[Direction] Find the word "rewrites" in the data. Return every line where it appears.

[Excerpt from a dataset]
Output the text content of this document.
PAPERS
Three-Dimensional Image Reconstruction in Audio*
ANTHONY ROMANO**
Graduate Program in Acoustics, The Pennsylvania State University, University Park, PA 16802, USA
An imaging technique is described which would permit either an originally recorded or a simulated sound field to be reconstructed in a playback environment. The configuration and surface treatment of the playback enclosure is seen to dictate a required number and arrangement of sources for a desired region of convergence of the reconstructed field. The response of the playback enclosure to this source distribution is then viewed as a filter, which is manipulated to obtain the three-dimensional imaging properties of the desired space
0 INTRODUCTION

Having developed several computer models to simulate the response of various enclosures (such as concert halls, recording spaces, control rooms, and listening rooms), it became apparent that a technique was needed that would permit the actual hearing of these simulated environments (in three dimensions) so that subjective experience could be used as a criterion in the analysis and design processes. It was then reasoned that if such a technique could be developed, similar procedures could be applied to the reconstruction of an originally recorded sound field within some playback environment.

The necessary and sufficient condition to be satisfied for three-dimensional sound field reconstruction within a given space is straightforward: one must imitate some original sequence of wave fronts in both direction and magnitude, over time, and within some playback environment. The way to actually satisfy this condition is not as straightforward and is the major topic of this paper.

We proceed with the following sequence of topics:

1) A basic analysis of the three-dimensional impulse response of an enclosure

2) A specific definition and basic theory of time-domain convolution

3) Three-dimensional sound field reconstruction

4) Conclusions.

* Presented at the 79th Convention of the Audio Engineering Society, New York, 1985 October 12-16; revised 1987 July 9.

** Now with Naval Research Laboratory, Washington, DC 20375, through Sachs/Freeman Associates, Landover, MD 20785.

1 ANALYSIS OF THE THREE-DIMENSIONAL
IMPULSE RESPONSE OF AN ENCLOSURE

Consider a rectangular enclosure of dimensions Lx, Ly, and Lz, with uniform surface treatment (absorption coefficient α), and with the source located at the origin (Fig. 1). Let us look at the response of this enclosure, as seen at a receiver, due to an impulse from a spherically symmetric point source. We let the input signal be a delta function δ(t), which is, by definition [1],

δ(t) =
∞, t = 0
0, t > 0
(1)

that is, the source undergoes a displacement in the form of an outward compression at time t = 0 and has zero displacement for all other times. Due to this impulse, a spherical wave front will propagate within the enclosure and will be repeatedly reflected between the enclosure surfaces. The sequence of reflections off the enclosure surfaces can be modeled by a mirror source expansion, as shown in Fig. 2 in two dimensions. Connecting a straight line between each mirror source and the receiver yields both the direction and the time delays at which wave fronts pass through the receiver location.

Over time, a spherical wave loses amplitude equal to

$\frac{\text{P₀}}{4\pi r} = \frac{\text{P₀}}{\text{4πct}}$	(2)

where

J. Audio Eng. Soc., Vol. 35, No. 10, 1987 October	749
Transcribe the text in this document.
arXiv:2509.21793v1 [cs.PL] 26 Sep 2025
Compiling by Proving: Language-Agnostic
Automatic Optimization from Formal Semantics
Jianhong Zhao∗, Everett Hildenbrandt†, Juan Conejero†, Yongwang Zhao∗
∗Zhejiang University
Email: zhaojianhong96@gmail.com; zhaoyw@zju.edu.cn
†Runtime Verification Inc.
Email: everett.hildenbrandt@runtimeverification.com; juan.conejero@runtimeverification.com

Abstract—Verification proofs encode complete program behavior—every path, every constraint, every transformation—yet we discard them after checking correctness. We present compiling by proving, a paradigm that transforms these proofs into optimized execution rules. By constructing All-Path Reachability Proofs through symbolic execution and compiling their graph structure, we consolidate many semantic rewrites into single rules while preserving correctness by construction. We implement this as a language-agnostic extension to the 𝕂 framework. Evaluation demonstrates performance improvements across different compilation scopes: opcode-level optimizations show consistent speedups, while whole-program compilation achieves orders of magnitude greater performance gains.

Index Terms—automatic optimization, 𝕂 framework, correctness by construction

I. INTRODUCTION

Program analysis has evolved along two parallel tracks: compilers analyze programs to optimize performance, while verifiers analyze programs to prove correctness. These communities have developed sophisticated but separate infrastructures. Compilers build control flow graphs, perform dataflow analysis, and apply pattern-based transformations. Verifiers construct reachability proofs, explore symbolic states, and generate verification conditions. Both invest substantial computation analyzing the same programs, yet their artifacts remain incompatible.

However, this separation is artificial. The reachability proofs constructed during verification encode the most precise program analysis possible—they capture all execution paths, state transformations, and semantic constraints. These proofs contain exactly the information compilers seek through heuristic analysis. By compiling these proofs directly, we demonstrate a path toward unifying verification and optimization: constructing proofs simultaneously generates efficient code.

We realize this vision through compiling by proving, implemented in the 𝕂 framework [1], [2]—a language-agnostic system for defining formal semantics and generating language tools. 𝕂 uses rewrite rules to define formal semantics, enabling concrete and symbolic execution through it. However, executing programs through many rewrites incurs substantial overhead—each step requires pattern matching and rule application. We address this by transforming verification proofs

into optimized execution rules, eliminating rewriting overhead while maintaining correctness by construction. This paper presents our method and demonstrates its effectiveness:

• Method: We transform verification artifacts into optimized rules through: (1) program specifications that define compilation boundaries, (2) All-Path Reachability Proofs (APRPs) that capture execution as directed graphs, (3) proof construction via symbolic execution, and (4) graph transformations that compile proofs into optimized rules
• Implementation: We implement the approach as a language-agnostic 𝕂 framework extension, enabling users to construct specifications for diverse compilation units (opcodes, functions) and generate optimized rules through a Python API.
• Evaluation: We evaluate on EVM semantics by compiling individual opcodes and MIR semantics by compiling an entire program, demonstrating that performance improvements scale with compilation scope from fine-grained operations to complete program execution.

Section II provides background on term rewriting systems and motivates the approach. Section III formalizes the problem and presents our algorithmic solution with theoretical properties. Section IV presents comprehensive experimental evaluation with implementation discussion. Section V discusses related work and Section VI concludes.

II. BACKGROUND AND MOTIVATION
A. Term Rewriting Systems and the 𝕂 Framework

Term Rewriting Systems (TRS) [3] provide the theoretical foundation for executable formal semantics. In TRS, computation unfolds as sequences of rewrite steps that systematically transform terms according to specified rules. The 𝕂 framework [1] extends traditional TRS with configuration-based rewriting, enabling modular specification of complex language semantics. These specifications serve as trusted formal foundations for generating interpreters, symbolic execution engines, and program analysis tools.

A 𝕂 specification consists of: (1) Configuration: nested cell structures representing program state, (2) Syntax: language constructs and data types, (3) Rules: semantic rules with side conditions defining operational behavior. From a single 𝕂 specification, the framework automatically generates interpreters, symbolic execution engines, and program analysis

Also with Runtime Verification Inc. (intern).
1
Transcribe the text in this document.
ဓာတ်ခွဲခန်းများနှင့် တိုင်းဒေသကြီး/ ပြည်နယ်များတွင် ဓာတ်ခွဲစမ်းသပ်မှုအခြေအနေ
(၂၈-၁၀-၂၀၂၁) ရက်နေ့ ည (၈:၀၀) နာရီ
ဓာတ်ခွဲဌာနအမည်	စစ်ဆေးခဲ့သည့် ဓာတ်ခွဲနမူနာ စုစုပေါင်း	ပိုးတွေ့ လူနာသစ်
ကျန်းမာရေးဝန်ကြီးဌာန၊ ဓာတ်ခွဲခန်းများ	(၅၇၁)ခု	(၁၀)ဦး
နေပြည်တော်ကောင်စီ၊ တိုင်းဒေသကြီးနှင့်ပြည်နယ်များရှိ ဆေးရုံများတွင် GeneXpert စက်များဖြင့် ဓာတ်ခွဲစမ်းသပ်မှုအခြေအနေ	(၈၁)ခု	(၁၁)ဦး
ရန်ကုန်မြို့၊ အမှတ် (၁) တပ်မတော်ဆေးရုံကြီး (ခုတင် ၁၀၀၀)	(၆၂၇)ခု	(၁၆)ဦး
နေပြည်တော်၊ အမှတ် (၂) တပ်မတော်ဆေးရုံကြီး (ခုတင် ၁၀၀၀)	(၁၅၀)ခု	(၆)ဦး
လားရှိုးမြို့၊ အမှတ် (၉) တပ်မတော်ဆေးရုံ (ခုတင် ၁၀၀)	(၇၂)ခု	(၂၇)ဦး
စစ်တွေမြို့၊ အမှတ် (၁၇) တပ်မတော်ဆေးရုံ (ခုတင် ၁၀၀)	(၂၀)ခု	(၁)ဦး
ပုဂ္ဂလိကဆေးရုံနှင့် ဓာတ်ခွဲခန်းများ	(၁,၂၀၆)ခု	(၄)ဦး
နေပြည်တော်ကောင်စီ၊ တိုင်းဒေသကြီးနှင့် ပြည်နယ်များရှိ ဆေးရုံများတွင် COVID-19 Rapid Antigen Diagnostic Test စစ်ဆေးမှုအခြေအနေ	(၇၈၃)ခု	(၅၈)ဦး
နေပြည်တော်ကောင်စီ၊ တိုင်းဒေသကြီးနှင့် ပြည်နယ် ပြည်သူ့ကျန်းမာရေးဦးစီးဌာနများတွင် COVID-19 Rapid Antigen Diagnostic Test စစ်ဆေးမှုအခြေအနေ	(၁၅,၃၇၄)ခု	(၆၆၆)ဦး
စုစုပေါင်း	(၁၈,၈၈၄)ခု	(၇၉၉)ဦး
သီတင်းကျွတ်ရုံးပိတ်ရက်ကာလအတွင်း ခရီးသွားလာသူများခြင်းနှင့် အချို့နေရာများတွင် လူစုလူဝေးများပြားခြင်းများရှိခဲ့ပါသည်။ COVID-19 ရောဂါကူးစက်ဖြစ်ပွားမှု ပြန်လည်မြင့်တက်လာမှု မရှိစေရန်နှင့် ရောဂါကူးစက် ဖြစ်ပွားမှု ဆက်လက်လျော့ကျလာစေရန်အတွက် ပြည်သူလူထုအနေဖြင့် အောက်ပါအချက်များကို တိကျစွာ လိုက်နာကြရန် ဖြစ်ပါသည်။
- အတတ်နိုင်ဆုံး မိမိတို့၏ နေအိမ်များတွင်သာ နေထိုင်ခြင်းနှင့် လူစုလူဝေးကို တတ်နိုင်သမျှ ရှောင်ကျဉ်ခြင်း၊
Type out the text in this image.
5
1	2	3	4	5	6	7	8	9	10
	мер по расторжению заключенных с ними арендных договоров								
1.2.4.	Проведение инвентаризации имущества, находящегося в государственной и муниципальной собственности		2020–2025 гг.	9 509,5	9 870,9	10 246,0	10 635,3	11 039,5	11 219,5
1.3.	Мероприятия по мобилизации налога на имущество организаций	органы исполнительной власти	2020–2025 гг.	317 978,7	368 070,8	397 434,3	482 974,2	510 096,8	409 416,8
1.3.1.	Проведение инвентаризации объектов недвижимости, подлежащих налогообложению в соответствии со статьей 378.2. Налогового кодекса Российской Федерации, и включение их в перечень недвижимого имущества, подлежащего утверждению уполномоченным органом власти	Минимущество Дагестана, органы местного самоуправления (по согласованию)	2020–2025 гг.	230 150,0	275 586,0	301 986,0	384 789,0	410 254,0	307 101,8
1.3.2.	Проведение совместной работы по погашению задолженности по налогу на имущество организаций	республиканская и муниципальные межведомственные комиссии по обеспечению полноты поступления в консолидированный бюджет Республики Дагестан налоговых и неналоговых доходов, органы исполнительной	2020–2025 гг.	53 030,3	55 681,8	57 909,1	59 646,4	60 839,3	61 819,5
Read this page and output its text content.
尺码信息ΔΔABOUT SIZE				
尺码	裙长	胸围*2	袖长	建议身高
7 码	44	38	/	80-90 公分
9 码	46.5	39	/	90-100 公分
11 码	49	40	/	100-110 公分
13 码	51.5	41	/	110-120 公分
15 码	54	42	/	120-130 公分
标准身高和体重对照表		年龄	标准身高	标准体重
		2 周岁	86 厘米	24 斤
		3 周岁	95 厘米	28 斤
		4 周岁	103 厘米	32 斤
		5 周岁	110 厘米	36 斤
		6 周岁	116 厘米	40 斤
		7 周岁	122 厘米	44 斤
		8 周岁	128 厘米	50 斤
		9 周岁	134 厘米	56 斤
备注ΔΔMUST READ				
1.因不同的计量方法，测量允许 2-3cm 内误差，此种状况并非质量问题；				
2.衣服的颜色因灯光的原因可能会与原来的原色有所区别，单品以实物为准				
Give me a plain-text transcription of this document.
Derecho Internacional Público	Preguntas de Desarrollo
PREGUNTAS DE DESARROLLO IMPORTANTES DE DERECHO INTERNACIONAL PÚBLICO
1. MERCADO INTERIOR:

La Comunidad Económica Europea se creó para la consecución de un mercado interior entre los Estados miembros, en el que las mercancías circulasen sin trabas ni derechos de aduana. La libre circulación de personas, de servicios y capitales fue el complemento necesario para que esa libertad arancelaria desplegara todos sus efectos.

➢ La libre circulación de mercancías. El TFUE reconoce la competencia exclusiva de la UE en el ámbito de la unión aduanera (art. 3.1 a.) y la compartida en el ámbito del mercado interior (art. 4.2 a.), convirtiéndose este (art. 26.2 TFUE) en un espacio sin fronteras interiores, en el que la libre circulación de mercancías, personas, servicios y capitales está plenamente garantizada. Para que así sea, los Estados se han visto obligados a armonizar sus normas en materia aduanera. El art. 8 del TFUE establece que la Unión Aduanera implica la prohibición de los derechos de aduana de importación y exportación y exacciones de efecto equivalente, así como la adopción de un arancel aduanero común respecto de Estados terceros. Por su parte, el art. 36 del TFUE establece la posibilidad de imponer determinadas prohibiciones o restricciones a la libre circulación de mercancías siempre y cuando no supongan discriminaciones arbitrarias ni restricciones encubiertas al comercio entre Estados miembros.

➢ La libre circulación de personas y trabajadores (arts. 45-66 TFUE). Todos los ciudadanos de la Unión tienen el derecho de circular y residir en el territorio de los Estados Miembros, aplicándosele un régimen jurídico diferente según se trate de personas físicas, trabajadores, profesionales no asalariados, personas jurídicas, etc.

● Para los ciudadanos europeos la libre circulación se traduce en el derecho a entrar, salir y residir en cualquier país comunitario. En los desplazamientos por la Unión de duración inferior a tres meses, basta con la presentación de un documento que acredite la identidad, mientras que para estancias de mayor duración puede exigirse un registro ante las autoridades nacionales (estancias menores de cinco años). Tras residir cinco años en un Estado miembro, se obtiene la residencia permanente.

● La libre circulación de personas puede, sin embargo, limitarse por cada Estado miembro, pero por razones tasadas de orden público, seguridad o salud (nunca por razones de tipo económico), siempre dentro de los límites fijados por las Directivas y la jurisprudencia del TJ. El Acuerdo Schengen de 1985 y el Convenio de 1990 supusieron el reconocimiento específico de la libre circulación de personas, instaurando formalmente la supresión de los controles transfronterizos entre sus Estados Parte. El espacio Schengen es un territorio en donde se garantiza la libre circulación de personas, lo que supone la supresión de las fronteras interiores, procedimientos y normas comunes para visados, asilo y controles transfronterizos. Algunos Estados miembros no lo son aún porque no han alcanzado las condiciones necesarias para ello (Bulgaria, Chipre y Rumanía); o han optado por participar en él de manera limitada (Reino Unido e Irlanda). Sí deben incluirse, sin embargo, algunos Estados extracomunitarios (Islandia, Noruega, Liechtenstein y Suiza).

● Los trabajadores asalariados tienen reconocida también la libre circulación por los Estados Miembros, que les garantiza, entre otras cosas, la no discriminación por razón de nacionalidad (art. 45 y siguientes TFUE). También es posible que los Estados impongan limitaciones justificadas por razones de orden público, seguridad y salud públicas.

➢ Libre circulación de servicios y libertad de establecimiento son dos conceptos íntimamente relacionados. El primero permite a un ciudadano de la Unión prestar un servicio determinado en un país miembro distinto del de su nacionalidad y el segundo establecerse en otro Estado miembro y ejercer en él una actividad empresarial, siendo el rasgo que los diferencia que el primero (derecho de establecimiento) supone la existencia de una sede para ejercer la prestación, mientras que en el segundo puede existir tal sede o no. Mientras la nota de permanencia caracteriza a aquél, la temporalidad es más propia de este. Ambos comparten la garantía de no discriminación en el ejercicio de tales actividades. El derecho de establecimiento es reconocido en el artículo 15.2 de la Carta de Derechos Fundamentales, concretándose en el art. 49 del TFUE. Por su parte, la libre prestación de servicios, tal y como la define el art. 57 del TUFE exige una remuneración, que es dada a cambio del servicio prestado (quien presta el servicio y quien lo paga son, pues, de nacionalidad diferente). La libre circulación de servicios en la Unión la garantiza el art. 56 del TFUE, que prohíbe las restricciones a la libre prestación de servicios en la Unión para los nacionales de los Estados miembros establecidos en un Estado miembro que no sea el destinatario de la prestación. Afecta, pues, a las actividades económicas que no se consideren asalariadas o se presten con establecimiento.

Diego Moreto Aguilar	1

[Task answer]
Abstract—Verification proofs encode complete program behavior—every path, every constraint, every transformation—yet we discard them after checking correctness. We present compiling by proving, a paradigm that transforms these proofs into optimized execution rules. By constructing All-Path Reachability Proofs through symbolic execution and compiling their graph structure, we consolidate many semantic rewrites into single rules while preserving correctness by construction. We implement this as a language-agnostic extension to the 𝕂 framework. Evaluation demonstrates performance improvements across different compilation scopes: opcode-level optimizations show consistent speedups, while whole-program compilation achieves orders of magnitude greater performance gains.
We realize this vision through compiling by proving, implemented in the 𝕂 framework [1], [2]—a language-agnostic system for defining formal semantics and generating language tools. 𝕂 uses rewrite rules to define formal semantics, enabling concrete and symbolic execution through it. However, executing programs through many rewrites incurs substantial overhead—each step requires pattern matching and rule application. We address this by transforming verification proofs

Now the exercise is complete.